Records excerpted from a collection:

^^^^^^^^^^^^^^^^

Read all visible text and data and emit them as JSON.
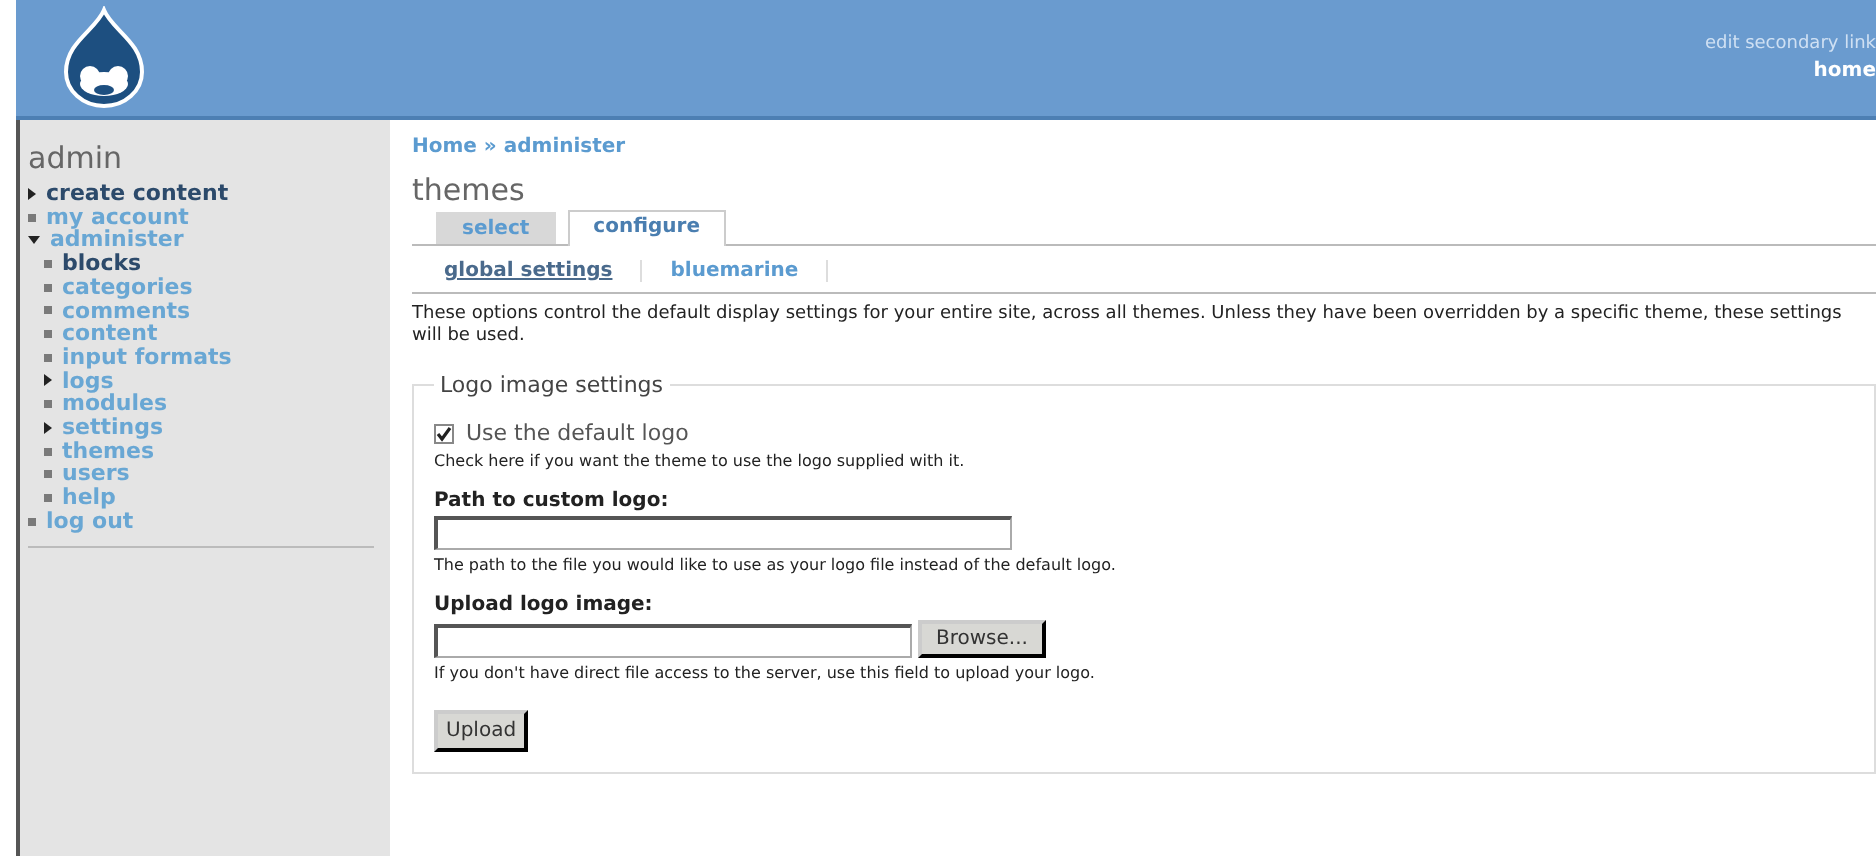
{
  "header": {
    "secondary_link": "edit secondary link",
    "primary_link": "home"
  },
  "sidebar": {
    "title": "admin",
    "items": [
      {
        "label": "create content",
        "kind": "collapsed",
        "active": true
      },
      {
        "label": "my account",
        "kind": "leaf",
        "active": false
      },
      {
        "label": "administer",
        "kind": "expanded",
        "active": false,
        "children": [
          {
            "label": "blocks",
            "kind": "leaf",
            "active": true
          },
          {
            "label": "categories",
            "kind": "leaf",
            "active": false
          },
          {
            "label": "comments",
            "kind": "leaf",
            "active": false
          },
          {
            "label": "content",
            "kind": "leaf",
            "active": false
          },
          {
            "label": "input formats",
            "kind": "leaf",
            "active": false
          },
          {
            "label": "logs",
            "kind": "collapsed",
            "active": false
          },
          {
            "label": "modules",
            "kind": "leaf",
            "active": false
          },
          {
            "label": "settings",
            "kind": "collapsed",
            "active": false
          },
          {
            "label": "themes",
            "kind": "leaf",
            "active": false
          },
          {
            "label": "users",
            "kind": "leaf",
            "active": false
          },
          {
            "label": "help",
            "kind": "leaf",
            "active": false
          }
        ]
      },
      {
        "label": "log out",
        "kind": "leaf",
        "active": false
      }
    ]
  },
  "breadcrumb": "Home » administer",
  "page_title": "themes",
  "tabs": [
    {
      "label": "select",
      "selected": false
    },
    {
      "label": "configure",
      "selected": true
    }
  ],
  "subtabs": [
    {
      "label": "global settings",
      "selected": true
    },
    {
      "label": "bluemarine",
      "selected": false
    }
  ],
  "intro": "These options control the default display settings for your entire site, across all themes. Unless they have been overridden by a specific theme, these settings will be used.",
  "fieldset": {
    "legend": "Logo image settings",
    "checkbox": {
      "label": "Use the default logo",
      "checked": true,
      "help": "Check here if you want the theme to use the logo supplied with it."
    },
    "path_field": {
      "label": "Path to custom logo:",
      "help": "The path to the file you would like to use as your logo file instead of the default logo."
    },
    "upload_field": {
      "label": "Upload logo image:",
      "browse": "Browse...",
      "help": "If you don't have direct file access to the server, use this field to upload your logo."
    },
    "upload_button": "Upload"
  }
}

^^^^^^^^^^^^^^^^

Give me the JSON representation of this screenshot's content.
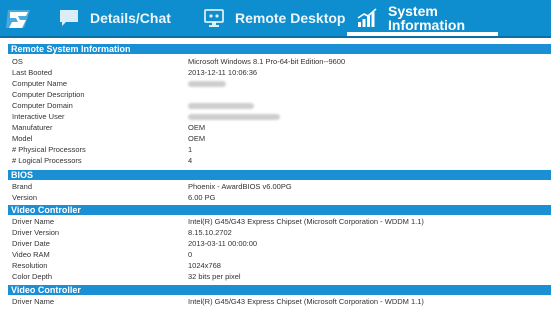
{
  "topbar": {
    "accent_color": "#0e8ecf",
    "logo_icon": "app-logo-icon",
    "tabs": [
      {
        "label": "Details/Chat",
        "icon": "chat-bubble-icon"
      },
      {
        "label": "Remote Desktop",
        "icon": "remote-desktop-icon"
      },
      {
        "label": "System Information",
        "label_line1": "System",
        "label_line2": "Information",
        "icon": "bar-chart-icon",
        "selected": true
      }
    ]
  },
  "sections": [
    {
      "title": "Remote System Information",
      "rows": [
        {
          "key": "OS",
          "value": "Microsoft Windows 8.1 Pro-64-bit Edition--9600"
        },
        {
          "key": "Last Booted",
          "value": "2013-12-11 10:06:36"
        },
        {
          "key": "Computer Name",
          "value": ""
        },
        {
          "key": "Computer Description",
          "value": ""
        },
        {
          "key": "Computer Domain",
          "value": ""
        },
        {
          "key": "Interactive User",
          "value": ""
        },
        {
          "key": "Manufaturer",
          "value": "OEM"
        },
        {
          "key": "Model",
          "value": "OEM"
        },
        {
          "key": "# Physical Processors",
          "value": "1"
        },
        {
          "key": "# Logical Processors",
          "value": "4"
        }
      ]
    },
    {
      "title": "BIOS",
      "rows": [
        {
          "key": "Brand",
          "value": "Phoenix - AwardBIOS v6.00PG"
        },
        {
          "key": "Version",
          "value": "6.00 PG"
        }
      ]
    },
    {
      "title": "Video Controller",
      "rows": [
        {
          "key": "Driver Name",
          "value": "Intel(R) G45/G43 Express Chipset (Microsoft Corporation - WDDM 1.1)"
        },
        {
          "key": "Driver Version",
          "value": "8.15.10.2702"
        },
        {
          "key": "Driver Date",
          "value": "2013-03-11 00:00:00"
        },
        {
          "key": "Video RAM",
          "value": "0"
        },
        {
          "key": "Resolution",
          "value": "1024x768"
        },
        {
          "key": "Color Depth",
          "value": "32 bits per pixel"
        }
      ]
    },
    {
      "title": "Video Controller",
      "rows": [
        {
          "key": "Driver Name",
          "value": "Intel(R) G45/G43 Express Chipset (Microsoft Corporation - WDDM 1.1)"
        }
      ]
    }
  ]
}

^^^^^^^^^^^^^^^^

SHORT TASK:
Pick out lines containing the word "icon", each one as written.

OUTPUT OF THE TASK:
    "logo_icon": "app-logo-icon",
        "icon": "chat-bubble-icon"
        "icon": "remote-desktop-icon"
        "icon": "bar-chart-icon",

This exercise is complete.